Keep the pictures out of the copy and repeat the records exactly.

> _GIVEN RECORDS_
^^^^^^^^^^^^^^^^
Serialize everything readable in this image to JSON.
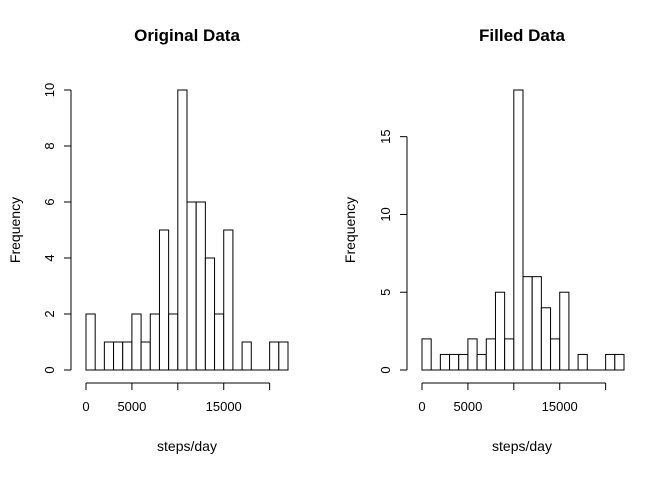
{
  "chart_data": [
    {
      "type": "bar",
      "title": "Original Data",
      "xlabel": "steps/day",
      "ylabel": "Frequency",
      "bin_width": 1000,
      "bin_start": 0,
      "values": [
        2,
        0,
        1,
        1,
        1,
        2,
        1,
        2,
        5,
        2,
        10,
        6,
        6,
        4,
        2,
        5,
        0,
        1,
        0,
        0,
        1,
        1
      ],
      "xlim": [
        0,
        22000
      ],
      "ylim": [
        0,
        10
      ],
      "xticks": [
        0,
        5000,
        10000,
        15000,
        20000
      ],
      "xtick_labels": [
        "0",
        "5000",
        "",
        "15000",
        ""
      ],
      "yticks": [
        0,
        2,
        4,
        6,
        8,
        10
      ],
      "ytick_labels": [
        "0",
        "2",
        "4",
        "6",
        "8",
        "10"
      ],
      "bar_fill": "#ffffff",
      "bar_stroke": "#000000"
    },
    {
      "type": "bar",
      "title": "Filled Data",
      "xlabel": "steps/day",
      "ylabel": "Frequency",
      "bin_width": 1000,
      "bin_start": 0,
      "values": [
        2,
        0,
        1,
        1,
        1,
        2,
        1,
        2,
        5,
        2,
        18,
        6,
        6,
        4,
        2,
        5,
        0,
        1,
        0,
        0,
        1,
        1
      ],
      "xlim": [
        0,
        22000
      ],
      "ylim": [
        0,
        18
      ],
      "xticks": [
        0,
        5000,
        10000,
        15000,
        20000
      ],
      "xtick_labels": [
        "0",
        "5000",
        "",
        "15000",
        ""
      ],
      "yticks": [
        0,
        5,
        10,
        15
      ],
      "ytick_labels": [
        "0",
        "5",
        "10",
        "15"
      ],
      "bar_fill": "#ffffff",
      "bar_stroke": "#000000"
    }
  ]
}
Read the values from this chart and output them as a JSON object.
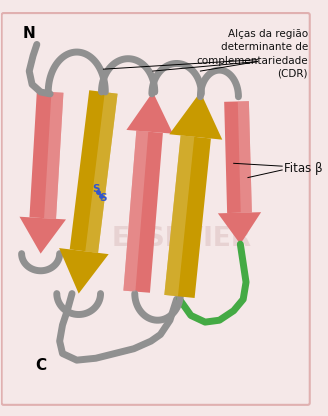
{
  "background_color": "#f5e8e8",
  "border_color": "#e0b0b0",
  "label_CDR": "Alças da região\ndeterminante de\ncomplementariedade\n(CDR)",
  "label_beta": "Fitas β",
  "label_N": "N",
  "label_C": "C",
  "pink_color": "#e07070",
  "pink_light": "#f0a0a0",
  "yellow_color": "#c89a00",
  "yellow_light": "#e8c040",
  "gray_color": "#909090",
  "green_color": "#44aa44",
  "blue_color": "#3355cc",
  "text_color": "#111111",
  "elsevier_color": "#ddc0c0",
  "fig_width": 3.28,
  "fig_height": 4.16,
  "dpi": 100
}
^^^^^^^^^^^^^^^^
> _WORKED ANSWER_
Serialize everything readable in this image to JSON.
{
  "chart_data": [
    {
      "type": "bar",
      "title": "Original Data",
      "xlabel": "steps/day",
      "ylabel": "Frequency",
      "bin_width": 1000,
      "bin_start": 0,
      "values": [
        2,
        0,
        1,
        1,
        1,
        2,
        1,
        2,
        5,
        2,
        10,
        6,
        6,
        4,
        2,
        5,
        0,
        1,
        0,
        0,
        1,
        1
      ],
      "xlim": [
        0,
        22000
      ],
      "ylim": [
        0,
        10
      ],
      "xticks": [
        0,
        5000,
        10000,
        15000,
        20000
      ],
      "xtick_labels": [
        "0",
        "5000",
        "",
        "15000",
        ""
      ],
      "yticks": [
        0,
        2,
        4,
        6,
        8,
        10
      ],
      "ytick_labels": [
        "0",
        "2",
        "4",
        "6",
        "8",
        "10"
      ],
      "bar_fill": "#ffffff",
      "bar_stroke": "#000000"
    },
    {
      "type": "bar",
      "title": "Filled Data",
      "xlabel": "steps/day",
      "ylabel": "Frequency",
      "bin_width": 1000,
      "bin_start": 0,
      "values": [
        2,
        0,
        1,
        1,
        1,
        2,
        1,
        2,
        5,
        2,
        18,
        6,
        6,
        4,
        2,
        5,
        0,
        1,
        0,
        0,
        1,
        1
      ],
      "xlim": [
        0,
        22000
      ],
      "ylim": [
        0,
        18
      ],
      "xticks": [
        0,
        5000,
        10000,
        15000,
        20000
      ],
      "xtick_labels": [
        "0",
        "5000",
        "",
        "15000",
        ""
      ],
      "yticks": [
        0,
        5,
        10,
        15
      ],
      "ytick_labels": [
        "0",
        "5",
        "10",
        "15"
      ],
      "bar_fill": "#ffffff",
      "bar_stroke": "#000000"
    }
  ]
}
Read the values from this chart and output them as a JSON object.
{
  "background_color": "#f5e8e8",
  "border_color": "#e0b0b0",
  "label_CDR": "Alças da região\ndeterminante de\ncomplementariedade\n(CDR)",
  "label_beta": "Fitas β",
  "label_N": "N",
  "label_C": "C",
  "pink_color": "#e07070",
  "pink_light": "#f0a0a0",
  "yellow_color": "#c89a00",
  "yellow_light": "#e8c040",
  "gray_color": "#909090",
  "green_color": "#44aa44",
  "blue_color": "#3355cc",
  "text_color": "#111111",
  "elsevier_color": "#ddc0c0",
  "fig_width": 3.28,
  "fig_height": 4.16,
  "dpi": 100
}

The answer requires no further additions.